:: To do ::
(1) Answer these questions about the opinion piece on Pride month:
(a) When does Montreal Pride take place each year?
(b) Which corporation premiered Ricky Gervais' special, and what is the special called?
(c) In which year did MasterCard first allow chosen names on its cards, and when did that option reach Canada?
(2) Reproduce the stretch of the opinion piece on Pride month from "June is not" through "be involved in." word for word.

:: Exercise passage ::

-=-=-

June is not pride month
Performative allyship succeeds only in appropriating queer symbols
June isn’t really pride month, is it? I mean, Montreal Pride happens each year during the first week of August. And although Festival Fierté Montreal organizes a few events throughout June, most happen in August around the same time as the Pride Parade.
June is the month where corporations like Netflix—who recently came under fire for premiering Ricky Gervais’ transphobic special SuperNature—pretend to be allies to the very community they harm every other month of the year. Corporations think changing their logo to the pride flag, temporarily yassifying them, will make us forget every single queerphobic scandal they continue to be involved in.
Allyship is a status that is earned, not claimed. One becomes an ally by having an impact on a marginalized community, not by appropriating their symbols to increase profits. For example, making LGBTQA+ merchandise for the sake of making money is appropriation if none of the revenue goes towards uplifting the community. Rainbow capitalism, a marketing strategy that targets the LGBTQA+ community under the guise of empowering us, does nothing but help CEOs get richer off of performative allyship and commodity fetishism—the rainbow stops being a symbol of gay liberation and instead becomes a means for the rich to exploit the very community it is claiming to uplift. The irony is not lost on us.
Among the corporations that claim to participate in Pride, I’ve only noticed one that has had any real impact on the trans and non-binary community. In 2019, MasterCard became the first credit card company to allow trans and non-binary people’s chosen name—instead of legal name—to appear on their credit and debit cards; however, this option was only brought to Canada in March of this year. I guess MasterCard could be the only company allowed to change their logo to a pride flag during the month of June, but what took this so long to come to Canada?

-=-=-

:: Provided information ::
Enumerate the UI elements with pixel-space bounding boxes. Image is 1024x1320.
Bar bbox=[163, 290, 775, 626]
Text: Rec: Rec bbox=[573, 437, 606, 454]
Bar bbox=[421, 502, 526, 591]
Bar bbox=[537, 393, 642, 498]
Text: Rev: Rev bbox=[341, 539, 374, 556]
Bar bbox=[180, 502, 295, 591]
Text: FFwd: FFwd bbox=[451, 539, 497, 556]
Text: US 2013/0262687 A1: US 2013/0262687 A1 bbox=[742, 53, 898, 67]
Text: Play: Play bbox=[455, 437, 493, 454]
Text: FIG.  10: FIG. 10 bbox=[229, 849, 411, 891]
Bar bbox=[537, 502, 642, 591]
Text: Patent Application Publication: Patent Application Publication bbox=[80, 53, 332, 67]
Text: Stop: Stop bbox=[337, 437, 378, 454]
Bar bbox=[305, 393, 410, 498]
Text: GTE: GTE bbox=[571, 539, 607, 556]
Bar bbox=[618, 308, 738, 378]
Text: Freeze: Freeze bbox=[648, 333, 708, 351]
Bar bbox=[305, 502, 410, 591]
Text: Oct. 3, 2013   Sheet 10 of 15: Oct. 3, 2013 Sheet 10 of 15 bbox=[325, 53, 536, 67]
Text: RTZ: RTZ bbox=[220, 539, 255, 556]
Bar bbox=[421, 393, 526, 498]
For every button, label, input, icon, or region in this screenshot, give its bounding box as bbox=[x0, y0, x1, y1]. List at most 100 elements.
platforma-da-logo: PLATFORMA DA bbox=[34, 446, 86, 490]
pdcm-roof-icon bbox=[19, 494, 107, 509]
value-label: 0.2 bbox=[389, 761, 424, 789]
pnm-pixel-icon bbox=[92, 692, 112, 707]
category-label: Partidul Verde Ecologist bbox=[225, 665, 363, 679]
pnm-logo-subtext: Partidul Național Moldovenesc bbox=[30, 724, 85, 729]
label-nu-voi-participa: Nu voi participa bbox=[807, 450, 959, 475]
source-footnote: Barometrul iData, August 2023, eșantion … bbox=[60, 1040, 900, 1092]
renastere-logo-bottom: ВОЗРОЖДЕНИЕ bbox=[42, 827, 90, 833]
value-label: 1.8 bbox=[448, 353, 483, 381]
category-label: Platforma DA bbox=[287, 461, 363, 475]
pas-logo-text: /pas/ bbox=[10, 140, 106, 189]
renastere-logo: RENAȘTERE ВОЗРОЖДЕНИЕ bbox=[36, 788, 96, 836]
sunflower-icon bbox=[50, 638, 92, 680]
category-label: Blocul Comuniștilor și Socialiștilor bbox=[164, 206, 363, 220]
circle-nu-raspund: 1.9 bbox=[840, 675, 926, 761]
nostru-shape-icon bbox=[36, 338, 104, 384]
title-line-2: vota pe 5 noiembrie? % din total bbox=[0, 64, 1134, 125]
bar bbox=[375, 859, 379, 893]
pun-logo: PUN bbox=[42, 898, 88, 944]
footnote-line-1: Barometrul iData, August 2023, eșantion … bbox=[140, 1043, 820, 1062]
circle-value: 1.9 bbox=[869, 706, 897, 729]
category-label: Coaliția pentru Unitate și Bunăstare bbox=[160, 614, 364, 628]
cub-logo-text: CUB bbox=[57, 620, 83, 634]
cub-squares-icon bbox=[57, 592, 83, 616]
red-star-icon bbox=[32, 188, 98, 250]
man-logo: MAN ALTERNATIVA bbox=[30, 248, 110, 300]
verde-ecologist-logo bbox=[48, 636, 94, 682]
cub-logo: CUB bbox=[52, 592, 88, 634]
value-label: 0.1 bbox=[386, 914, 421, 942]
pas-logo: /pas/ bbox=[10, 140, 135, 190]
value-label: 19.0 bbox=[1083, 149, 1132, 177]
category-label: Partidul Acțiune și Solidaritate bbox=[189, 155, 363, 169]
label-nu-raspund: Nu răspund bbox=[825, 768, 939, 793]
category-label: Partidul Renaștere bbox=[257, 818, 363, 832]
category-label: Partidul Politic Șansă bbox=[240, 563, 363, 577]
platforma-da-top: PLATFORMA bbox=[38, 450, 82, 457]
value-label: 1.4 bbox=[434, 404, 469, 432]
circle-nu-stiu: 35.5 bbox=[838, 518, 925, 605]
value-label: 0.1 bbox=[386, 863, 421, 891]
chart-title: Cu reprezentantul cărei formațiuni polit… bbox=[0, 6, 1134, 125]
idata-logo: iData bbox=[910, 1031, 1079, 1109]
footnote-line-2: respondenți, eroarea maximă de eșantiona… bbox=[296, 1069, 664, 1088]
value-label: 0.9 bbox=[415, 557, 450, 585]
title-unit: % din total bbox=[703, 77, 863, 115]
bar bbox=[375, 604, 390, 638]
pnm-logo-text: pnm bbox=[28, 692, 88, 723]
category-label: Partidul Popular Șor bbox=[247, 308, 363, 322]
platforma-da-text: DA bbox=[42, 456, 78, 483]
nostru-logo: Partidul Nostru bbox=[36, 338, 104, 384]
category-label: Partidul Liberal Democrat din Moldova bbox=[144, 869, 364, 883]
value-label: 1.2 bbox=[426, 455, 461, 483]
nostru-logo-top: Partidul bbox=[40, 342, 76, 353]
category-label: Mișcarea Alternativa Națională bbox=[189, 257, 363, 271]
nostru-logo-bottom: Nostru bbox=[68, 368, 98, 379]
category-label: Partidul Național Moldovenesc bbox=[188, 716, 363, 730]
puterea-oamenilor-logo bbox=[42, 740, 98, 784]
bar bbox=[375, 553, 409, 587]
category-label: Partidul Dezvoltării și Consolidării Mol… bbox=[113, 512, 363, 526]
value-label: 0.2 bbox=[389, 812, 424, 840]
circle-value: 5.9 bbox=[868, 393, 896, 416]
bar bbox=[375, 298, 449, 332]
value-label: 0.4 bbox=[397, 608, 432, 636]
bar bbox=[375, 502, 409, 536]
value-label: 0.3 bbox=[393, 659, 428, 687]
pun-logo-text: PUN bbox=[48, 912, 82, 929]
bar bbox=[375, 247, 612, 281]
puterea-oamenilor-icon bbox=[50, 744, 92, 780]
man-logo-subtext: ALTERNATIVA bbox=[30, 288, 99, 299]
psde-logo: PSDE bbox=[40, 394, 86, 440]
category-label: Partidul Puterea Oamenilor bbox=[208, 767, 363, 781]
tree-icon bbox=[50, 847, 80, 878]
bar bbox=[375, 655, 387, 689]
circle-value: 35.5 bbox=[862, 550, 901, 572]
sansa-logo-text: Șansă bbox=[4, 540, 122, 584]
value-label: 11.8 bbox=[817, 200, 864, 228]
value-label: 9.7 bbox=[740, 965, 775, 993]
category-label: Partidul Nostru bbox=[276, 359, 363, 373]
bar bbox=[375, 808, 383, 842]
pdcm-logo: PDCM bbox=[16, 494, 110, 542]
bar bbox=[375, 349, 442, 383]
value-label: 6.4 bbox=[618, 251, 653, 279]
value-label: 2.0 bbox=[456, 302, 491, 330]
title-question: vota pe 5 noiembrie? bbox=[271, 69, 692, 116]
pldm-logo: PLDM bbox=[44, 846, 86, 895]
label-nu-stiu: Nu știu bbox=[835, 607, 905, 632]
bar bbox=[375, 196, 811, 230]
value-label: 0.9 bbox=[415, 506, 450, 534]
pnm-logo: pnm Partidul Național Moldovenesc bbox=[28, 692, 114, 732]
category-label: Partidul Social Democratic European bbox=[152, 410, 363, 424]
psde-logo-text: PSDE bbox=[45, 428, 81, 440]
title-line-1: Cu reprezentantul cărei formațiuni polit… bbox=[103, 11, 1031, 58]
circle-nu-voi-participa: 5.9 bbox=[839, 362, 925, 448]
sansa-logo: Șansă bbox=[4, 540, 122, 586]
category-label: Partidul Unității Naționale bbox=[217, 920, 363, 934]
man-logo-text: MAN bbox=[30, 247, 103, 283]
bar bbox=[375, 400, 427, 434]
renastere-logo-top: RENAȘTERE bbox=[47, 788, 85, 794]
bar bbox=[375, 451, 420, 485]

-=-=-

:: Results by task ::
(1)
(a) During the first week of August.
(b) Netflix premiered the special, which is called SuperNature.
(c) In 2019; the option reached Canada in March of this year.

(2)
June is not pride month
Performative allyship succeeds only in appropriating queer symbols
June isn’t really pride month, is it? I mean, Montreal Pride happens each year during the first week of August. And although Festival Fierté Montreal organizes a few events throughout June, most happen in August around the same time as the Pride Parade.
June is the month where corporations like Netflix—who recently came under fire for premiering Ricky Gervais’ transphobic special SuperNature—pretend to be allies to the very community they harm every other month of the year. Corporations think changing their logo to the pride flag, temporarily yassifying them, will make us forget every single queerphobic scandal they continue to be involved in.